* Instruction: Count the lines in the data below where the string "image" occurs, please, and give the number alone.

━━ Records for this exercise

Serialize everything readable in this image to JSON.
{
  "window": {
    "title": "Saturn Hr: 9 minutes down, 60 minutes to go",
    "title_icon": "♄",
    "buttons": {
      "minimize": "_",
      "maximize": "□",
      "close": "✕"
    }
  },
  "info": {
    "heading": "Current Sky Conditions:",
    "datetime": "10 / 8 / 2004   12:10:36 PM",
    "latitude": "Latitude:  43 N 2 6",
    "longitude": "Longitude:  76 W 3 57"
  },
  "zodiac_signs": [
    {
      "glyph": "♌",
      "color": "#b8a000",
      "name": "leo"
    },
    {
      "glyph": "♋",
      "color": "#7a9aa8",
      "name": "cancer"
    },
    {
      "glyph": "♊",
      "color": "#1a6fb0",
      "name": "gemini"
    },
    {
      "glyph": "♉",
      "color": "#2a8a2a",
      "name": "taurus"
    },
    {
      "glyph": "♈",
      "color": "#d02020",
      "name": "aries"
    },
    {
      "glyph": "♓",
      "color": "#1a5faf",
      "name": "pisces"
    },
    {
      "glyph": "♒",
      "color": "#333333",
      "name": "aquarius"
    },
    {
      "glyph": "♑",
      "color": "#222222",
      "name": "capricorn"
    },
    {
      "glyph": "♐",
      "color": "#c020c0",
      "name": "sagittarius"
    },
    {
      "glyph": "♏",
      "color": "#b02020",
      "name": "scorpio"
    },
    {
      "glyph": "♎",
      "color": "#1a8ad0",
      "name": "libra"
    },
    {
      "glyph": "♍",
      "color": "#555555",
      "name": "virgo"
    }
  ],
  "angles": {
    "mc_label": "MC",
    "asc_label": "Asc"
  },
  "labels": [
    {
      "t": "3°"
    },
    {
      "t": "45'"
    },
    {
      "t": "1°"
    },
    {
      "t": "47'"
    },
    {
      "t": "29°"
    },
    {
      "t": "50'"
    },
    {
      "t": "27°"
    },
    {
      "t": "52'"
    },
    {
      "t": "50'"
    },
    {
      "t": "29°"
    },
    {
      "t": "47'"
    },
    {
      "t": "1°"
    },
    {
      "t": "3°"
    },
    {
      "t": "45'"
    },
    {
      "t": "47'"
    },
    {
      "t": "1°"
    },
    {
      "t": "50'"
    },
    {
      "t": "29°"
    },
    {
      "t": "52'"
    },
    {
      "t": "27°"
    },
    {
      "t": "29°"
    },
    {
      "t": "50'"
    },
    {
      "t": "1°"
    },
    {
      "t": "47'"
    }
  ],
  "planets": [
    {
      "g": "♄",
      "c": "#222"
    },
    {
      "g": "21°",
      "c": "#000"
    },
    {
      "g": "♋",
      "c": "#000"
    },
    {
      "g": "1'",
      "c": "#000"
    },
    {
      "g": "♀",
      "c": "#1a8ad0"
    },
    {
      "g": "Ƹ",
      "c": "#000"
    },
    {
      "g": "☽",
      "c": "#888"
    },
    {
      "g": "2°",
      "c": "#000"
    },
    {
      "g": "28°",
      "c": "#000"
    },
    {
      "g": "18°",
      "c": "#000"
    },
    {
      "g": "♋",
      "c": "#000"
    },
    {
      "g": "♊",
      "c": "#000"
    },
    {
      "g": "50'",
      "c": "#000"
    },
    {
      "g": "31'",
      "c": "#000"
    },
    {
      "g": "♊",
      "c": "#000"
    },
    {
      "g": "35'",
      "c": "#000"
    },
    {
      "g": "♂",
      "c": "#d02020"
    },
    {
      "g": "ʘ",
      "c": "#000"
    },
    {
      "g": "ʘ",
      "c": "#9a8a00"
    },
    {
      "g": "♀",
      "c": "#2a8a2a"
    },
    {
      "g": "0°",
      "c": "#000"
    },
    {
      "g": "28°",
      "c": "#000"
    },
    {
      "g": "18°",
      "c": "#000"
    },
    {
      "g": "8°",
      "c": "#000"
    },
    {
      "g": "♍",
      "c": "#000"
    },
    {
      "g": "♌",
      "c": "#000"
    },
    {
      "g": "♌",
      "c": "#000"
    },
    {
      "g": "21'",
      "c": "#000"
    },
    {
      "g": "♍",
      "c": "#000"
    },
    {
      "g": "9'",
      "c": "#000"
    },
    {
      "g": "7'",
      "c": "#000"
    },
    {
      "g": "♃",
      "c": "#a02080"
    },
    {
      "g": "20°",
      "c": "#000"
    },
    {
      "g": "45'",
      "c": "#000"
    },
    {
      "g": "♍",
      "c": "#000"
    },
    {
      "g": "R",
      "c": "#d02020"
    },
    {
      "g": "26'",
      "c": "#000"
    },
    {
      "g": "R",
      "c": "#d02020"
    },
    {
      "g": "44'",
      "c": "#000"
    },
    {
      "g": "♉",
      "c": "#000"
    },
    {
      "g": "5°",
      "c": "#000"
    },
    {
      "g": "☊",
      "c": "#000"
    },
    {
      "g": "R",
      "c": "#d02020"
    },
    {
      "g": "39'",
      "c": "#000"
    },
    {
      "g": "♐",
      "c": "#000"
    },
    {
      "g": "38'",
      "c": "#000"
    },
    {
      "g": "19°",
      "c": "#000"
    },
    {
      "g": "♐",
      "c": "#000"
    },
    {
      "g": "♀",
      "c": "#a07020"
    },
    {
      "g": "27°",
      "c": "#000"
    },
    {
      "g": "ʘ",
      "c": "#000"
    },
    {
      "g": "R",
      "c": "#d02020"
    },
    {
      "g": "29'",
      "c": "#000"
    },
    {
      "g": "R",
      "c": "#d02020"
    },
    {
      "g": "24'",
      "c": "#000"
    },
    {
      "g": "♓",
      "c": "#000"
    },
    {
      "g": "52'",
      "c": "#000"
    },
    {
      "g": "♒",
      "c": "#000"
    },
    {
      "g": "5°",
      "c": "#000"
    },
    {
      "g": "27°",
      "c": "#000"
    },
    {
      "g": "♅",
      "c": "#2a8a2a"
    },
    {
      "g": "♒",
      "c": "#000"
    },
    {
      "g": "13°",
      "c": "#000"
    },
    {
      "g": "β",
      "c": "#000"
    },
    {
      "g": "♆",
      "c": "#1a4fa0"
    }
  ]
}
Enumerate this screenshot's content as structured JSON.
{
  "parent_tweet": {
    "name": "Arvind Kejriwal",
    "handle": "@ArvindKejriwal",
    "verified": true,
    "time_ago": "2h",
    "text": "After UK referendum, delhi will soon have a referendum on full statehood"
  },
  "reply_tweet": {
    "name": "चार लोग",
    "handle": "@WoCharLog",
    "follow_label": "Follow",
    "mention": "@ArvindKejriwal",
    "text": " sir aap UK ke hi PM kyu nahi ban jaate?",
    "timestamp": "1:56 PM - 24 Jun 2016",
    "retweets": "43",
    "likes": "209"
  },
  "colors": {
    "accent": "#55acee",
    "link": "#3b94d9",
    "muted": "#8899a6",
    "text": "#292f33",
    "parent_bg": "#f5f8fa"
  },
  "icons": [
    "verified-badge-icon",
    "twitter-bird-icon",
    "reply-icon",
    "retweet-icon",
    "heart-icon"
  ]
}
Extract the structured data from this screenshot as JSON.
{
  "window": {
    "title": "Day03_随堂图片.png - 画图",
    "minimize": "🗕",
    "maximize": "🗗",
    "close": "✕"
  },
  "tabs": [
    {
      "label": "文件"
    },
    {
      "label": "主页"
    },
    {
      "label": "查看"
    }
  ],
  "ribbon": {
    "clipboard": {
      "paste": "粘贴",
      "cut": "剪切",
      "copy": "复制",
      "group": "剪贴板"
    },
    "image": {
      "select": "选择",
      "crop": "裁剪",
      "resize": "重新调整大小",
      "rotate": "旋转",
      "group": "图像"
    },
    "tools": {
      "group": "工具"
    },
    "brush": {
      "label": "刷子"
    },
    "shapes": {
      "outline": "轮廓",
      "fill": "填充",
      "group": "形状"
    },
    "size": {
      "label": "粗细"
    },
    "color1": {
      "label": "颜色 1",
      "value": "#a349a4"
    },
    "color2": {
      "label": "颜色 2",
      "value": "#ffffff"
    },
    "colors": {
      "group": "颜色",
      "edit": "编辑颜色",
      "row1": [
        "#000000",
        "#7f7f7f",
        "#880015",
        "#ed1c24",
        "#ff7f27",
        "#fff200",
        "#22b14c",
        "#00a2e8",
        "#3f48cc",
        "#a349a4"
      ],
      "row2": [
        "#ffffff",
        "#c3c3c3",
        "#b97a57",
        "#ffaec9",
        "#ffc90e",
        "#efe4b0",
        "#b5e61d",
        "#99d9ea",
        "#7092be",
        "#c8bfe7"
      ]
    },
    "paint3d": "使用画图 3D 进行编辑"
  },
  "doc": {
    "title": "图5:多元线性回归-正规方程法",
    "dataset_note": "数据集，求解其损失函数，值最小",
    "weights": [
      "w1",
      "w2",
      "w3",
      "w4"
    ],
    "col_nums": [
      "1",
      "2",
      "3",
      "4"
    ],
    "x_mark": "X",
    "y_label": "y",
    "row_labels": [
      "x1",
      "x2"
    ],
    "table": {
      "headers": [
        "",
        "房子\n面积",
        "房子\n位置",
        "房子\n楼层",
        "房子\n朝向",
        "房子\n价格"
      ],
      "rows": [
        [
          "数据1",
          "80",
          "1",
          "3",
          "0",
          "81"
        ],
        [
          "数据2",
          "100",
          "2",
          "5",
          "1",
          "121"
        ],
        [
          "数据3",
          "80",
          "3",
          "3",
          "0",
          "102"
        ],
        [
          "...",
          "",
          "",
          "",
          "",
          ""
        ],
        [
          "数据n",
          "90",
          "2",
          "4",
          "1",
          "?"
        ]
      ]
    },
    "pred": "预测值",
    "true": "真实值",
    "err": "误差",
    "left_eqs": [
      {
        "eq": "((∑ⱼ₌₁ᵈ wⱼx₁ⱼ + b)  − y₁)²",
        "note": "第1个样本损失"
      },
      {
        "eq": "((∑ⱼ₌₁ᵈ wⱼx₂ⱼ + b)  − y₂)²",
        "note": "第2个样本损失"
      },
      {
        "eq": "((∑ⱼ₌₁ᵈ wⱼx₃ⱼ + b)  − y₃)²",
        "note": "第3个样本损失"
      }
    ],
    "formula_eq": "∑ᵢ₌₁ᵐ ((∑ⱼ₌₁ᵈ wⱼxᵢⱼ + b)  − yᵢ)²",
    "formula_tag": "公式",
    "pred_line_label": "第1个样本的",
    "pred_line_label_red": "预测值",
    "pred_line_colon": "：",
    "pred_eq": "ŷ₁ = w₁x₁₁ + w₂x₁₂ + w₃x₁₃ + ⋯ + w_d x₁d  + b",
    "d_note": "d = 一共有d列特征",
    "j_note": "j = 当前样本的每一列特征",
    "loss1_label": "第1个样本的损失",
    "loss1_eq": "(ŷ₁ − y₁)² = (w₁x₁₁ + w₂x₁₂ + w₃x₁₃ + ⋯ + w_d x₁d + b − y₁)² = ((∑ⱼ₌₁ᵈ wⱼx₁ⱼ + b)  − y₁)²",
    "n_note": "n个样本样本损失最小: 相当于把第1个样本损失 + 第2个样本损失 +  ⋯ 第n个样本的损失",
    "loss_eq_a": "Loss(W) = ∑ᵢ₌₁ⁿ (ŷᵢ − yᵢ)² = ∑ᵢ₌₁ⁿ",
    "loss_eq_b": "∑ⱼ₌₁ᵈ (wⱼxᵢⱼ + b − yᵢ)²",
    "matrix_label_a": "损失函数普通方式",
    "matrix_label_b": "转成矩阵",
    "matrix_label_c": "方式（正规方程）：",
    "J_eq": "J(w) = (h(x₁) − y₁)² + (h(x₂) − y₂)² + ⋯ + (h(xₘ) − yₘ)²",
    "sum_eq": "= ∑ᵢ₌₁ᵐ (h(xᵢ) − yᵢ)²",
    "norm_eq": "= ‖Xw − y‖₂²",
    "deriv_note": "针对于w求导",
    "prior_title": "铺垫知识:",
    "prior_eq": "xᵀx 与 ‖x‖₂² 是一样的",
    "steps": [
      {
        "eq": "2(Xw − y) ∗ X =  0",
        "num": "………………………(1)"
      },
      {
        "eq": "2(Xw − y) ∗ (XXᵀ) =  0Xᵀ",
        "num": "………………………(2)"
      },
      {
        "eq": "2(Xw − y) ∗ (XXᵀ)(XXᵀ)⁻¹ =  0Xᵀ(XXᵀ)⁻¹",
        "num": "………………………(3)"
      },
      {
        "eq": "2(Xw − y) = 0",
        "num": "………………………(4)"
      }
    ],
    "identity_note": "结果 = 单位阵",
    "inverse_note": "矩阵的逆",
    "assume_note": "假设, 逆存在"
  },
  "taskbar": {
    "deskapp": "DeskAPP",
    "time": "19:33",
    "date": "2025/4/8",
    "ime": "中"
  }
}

━━━━

* Result: 2